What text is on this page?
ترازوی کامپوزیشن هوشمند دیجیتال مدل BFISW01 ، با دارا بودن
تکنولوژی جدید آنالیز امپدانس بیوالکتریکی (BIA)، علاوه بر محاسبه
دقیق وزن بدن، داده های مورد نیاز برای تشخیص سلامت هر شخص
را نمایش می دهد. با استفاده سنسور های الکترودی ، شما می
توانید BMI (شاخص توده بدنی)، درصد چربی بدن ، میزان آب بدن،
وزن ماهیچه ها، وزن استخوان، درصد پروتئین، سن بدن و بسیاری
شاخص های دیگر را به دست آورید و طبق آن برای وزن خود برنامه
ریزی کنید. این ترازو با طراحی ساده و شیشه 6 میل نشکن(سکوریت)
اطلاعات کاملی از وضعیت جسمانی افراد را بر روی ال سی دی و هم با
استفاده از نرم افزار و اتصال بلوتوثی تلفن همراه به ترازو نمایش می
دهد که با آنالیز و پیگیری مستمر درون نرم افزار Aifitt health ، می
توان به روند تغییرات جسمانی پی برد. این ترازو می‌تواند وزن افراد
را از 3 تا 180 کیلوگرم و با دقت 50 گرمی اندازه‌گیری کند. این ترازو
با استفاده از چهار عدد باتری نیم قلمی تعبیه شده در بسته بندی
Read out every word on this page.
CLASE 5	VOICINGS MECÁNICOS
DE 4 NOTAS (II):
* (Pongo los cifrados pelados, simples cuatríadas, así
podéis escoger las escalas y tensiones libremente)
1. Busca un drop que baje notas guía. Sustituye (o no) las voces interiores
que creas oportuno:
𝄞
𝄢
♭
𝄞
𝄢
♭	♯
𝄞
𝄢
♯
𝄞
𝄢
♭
+ + + + +
Output all records verbatim.

## Result of the task
What text is on this page?
ترازوی کامپوزیشن هوشمند دیجیتال مدل BFISW01 ، با دارا بودن
تکنولوژی جدید آنالیز امپدانس بیوالکتریکی (BIA)، علاوه بر محاسبه
دقیق وزن بدن، داده های مورد نیاز برای تشخیص سلامت هر شخص
را نمایش می دهد. با استفاده سنسور های الکترودی ، شما می
توانید BMI (شاخص توده بدنی)، درصد چربی بدن ، میزان آب بدن،
وزن ماهیچه ها، وزن استخوان، درصد پروتئین، سن بدن و بسیاری
شاخص های دیگر را به دست آورید و طبق آن برای وزن خود برنامه
ریزی کنید. این ترازو با طراحی ساده و شیشه 6 میل نشکن(سکوریت)
اطلاعات کاملی از وضعیت جسمانی افراد را بر روی ال سی دی و هم با
استفاده از نرم افزار و اتصال بلوتوثی تلفن همراه به ترازو نمایش می
دهد که با آنالیز و پیگیری مستمر درون نرم افزار Aifitt health ، می
توان به روند تغییرات جسمانی پی برد. این ترازو می‌تواند وزن افراد
را از 3 تا 180 کیلوگرم و با دقت 50 گرمی اندازه‌گیری کند. این ترازو
با استفاده از چهار عدد باتری نیم قلمی تعبیه شده در بسته بندی
Read out every word on this page.
CLASE 5	VOICINGS MECÁNICOS
DE 4 NOTAS (II):
* (Pongo los cifrados pelados, simples cuatríadas, así
podéis escoger las escalas y tensiones libremente)
1. Busca un drop que baje notas guía. Sustituye (o no) las voces interiores
que creas oportuno:
𝄞
𝄢
♭
𝄞
𝄢
♭	♯
𝄞
𝄢
♯
𝄞
𝄢
♭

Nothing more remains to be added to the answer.